** Start MATERIAL FOR THIS TASK **
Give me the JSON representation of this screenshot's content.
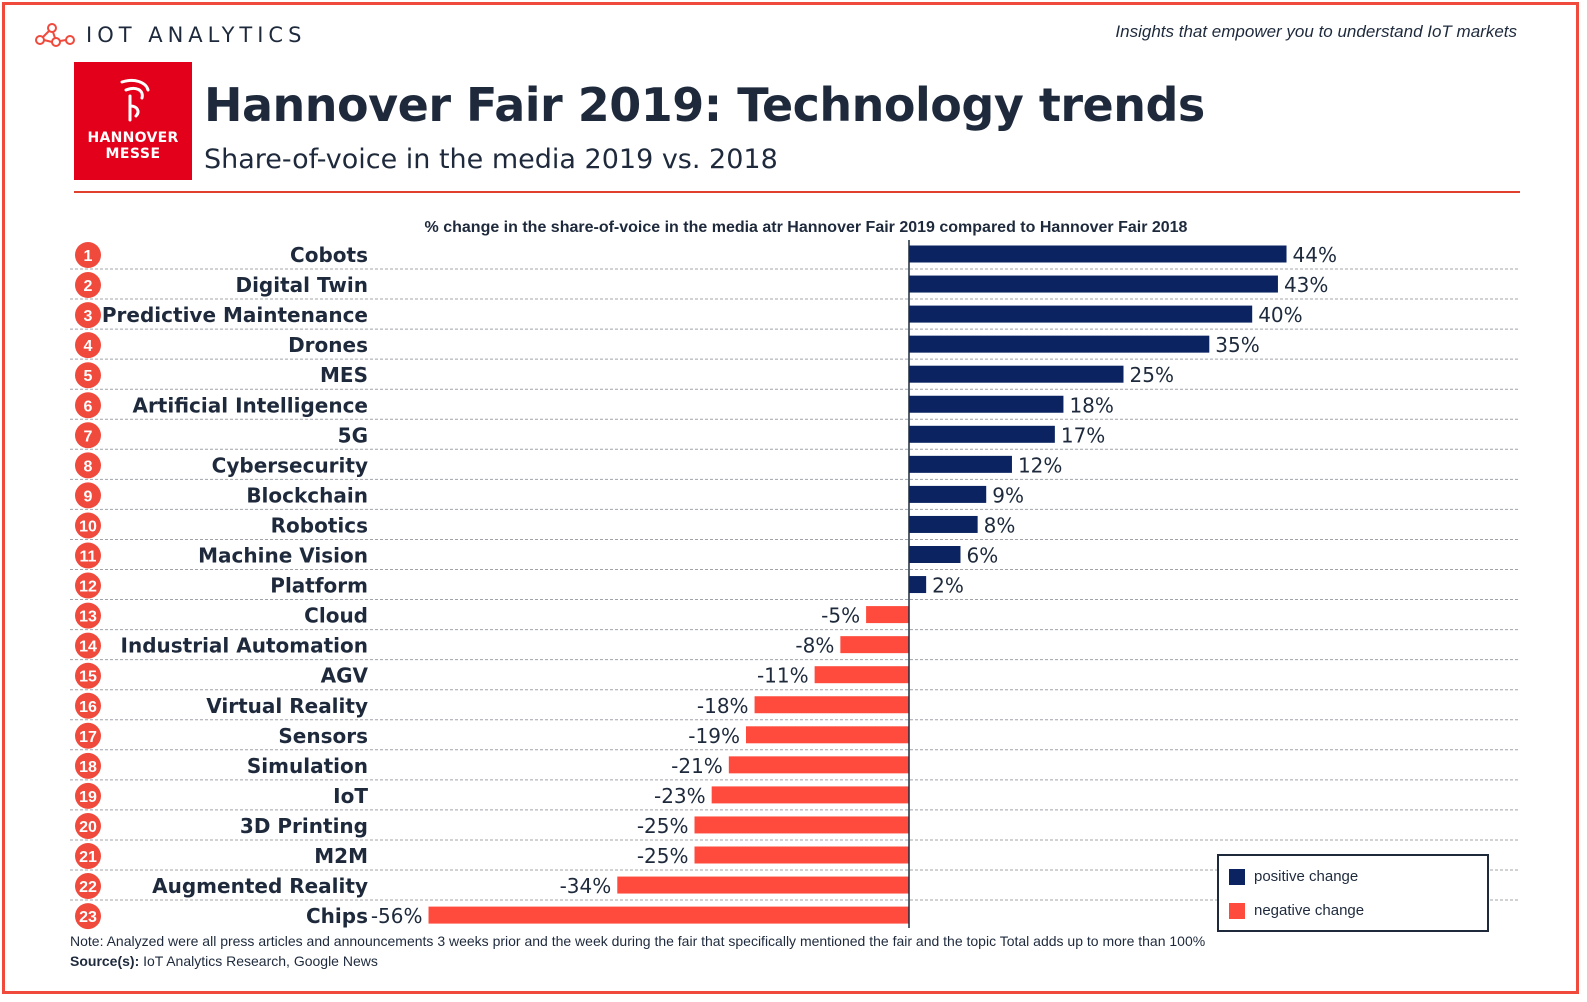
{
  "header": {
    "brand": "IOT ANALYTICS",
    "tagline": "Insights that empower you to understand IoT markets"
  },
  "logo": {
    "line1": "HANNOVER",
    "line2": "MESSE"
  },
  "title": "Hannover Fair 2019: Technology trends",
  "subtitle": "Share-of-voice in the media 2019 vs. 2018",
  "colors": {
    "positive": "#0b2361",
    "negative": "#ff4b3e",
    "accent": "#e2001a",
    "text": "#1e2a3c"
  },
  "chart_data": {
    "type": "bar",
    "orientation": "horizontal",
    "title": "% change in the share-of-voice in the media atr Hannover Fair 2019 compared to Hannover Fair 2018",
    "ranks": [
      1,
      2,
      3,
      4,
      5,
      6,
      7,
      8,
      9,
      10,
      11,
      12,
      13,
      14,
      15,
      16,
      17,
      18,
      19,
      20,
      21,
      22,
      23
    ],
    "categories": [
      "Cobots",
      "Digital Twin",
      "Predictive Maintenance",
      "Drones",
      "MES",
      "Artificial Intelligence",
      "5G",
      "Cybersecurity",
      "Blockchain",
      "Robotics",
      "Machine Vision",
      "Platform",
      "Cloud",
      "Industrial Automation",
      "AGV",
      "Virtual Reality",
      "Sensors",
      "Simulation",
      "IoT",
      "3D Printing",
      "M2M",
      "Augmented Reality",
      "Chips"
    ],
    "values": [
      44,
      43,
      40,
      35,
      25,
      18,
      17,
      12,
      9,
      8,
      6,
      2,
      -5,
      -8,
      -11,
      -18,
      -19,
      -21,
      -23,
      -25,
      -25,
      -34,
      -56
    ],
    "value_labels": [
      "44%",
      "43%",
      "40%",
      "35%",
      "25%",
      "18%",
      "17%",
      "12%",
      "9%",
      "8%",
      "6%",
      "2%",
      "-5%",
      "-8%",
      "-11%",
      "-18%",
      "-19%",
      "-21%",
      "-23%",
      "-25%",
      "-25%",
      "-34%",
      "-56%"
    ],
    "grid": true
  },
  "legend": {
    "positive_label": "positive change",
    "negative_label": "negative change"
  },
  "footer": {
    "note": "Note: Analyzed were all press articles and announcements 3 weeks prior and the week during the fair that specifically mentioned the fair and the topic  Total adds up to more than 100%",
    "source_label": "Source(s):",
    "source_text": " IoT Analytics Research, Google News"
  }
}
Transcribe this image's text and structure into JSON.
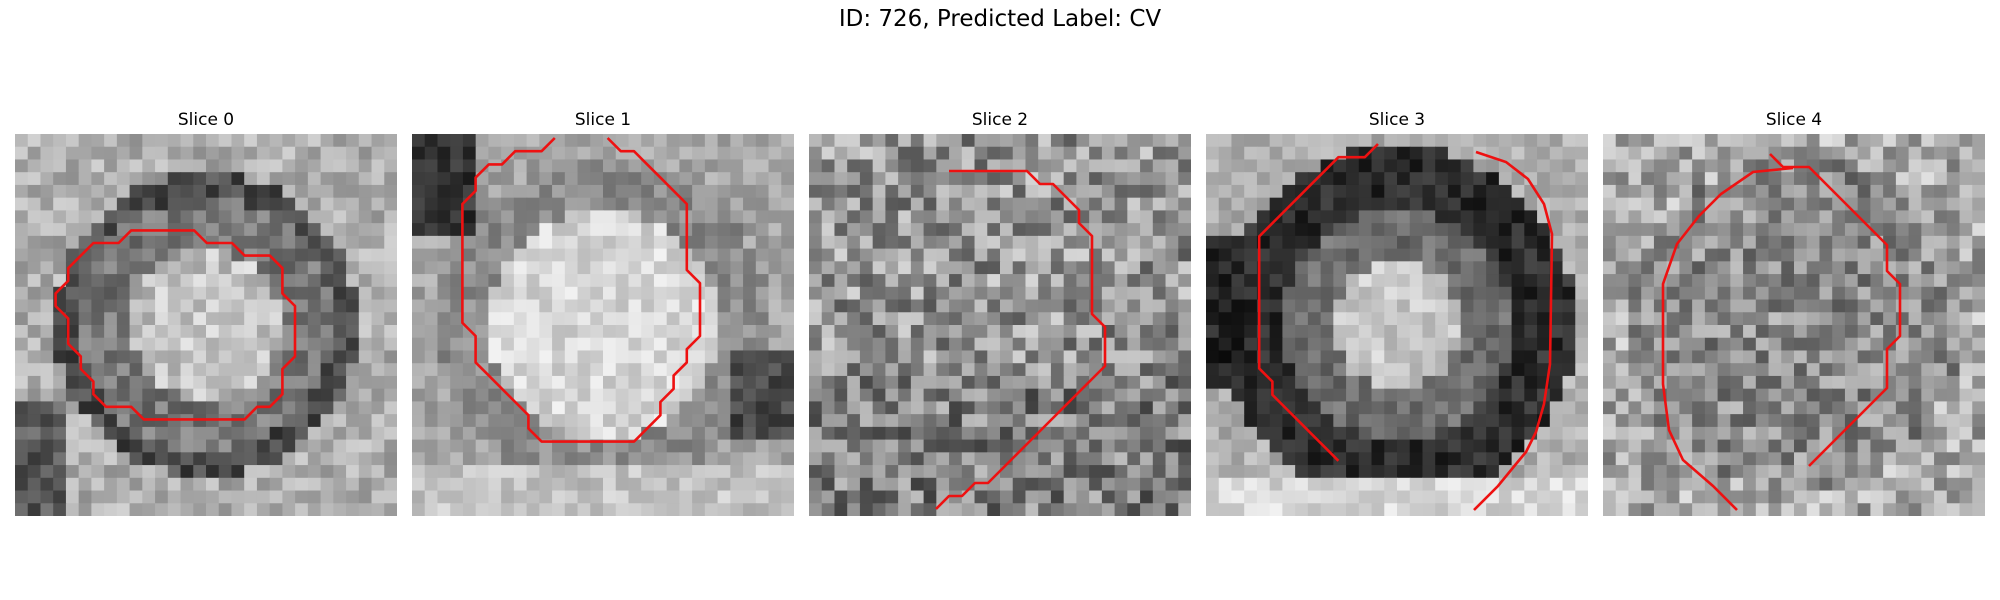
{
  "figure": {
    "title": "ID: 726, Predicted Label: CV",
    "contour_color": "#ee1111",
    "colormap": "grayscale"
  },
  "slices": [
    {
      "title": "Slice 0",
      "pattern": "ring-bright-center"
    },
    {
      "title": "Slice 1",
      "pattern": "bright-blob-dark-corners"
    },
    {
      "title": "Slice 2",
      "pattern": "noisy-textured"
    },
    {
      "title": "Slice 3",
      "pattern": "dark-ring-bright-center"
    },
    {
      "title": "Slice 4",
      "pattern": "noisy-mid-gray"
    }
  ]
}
** End MATERIAL FOR THIS TASK **
EXERCISE:
Which lines hold the word "voice"? Return all of them from the records above.

FINAL RESULT:
  "subtitle": "Share-of-voice in the media 2019 vs. 2018",
    "title": "% change in the share-of-voice in the media atr Hannover Fair 2019 compared to Hannover Fair 2018",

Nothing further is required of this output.